Exercise instructions
Reproduce each line exactly. Skip none.

Dataset content
§

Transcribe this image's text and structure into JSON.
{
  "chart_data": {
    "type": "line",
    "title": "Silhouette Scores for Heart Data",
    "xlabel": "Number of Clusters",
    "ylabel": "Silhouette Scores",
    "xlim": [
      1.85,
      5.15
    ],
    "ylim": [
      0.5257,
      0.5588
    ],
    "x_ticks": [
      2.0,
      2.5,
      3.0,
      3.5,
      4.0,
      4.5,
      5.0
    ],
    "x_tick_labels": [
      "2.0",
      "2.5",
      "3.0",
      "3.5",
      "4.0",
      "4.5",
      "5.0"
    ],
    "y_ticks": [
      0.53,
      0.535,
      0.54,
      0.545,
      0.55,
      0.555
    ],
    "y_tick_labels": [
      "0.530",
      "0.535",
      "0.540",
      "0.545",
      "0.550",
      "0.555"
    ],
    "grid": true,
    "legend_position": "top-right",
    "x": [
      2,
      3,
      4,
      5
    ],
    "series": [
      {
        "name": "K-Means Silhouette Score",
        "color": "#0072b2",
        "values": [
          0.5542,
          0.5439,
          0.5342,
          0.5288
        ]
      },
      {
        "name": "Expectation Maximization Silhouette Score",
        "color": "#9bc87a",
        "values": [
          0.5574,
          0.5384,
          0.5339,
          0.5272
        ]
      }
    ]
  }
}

§

Answer to the exercise
Transcribe this image's text and structure into JSON.
{
  "chart_data": {
    "type": "line",
    "title": "Silhouette Scores for Heart Data",
    "xlabel": "Number of Clusters",
    "ylabel": "Silhouette Scores",
    "xlim": [
      1.85,
      5.15
    ],
    "ylim": [
      0.5257,
      0.5588
    ],
    "x_ticks": [
      2.0,
      2.5,
      3.0,
      3.5,
      4.0,
      4.5,
      5.0
    ],
    "x_tick_labels": [
      "2.0",
      "2.5",
      "3.0",
      "3.5",
      "4.0",
      "4.5",
      "5.0"
    ],
    "y_ticks": [
      0.53,
      0.535,
      0.54,
      0.545,
      0.55,
      0.555
    ],
    "y_tick_labels": [
      "0.530",
      "0.535",
      "0.540",
      "0.545",
      "0.550",
      "0.555"
    ],
    "grid": true,
    "legend_position": "top-right",
    "x": [
      2,
      3,
      4,
      5
    ],
    "series": [
      {
        "name": "K-Means Silhouette Score",
        "color": "#0072b2",
        "values": [
          0.5542,
          0.5439,
          0.5342,
          0.5288
        ]
      },
      {
        "name": "Expectation Maximization Silhouette Score",
        "color": "#9bc87a",
        "values": [
          0.5574,
          0.5384,
          0.5339,
          0.5272
        ]
      }
    ]
  }
}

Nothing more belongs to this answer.